WHAT THE TASK REQUIRES: Return the whole listing, keeping every character the same.

Dataset entries:
──────────

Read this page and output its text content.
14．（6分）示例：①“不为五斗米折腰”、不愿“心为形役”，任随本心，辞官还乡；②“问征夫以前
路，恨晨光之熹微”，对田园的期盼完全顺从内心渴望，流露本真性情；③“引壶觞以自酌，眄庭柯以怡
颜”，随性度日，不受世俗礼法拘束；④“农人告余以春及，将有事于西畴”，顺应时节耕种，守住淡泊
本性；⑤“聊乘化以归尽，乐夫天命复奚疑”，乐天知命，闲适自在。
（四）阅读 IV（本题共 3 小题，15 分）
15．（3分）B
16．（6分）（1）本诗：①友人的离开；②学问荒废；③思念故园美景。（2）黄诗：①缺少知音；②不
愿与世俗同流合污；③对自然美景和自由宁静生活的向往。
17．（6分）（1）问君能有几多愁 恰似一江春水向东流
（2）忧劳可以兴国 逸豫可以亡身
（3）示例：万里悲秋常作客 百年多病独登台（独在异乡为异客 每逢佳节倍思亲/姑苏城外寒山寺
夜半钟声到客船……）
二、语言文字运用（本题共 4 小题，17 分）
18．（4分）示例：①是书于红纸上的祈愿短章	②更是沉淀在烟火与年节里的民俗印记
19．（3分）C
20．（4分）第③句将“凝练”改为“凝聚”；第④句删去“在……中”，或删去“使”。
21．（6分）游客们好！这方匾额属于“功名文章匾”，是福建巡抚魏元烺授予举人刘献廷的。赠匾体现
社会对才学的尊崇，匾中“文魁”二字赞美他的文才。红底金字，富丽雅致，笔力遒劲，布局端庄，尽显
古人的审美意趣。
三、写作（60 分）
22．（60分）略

──────────

REPLY:
Read this page and output its text content.
14．（6分）示例：①“不为五斗米折腰”、不愿“心为形役”，任随本心，辞官还乡；②“问征夫以前
路，恨晨光之熹微”，对田园的期盼完全顺从内心渴望，流露本真性情；③“引壶觞以自酌，眄庭柯以怡
颜”，随性度日，不受世俗礼法拘束；④“农人告余以春及，将有事于西畴”，顺应时节耕种，守住淡泊
本性；⑤“聊乘化以归尽，乐夫天命复奚疑”，乐天知命，闲适自在。
（四）阅读 IV（本题共 3 小题，15 分）
15．（3分）B
16．（6分）（1）本诗：①友人的离开；②学问荒废；③思念故园美景。（2）黄诗：①缺少知音；②不
愿与世俗同流合污；③对自然美景和自由宁静生活的向往。
17．（6分）（1）问君能有几多愁 恰似一江春水向东流
（2）忧劳可以兴国 逸豫可以亡身
（3）示例：万里悲秋常作客 百年多病独登台（独在异乡为异客 每逢佳节倍思亲/姑苏城外寒山寺
夜半钟声到客船……）
二、语言文字运用（本题共 4 小题，17 分）
18．（4分）示例：①是书于红纸上的祈愿短章	②更是沉淀在烟火与年节里的民俗印记
19．（3分）C
20．（4分）第③句将“凝练”改为“凝聚”；第④句删去“在……中”，或删去“使”。
21．（6分）游客们好！这方匾额属于“功名文章匾”，是福建巡抚魏元烺授予举人刘献廷的。赠匾体现
社会对才学的尊崇，匾中“文魁”二字赞美他的文才。红底金字，富丽雅致，笔力遒劲，布局端庄，尽显
古人的审美意趣。
三、写作（60 分）
22．（60分）略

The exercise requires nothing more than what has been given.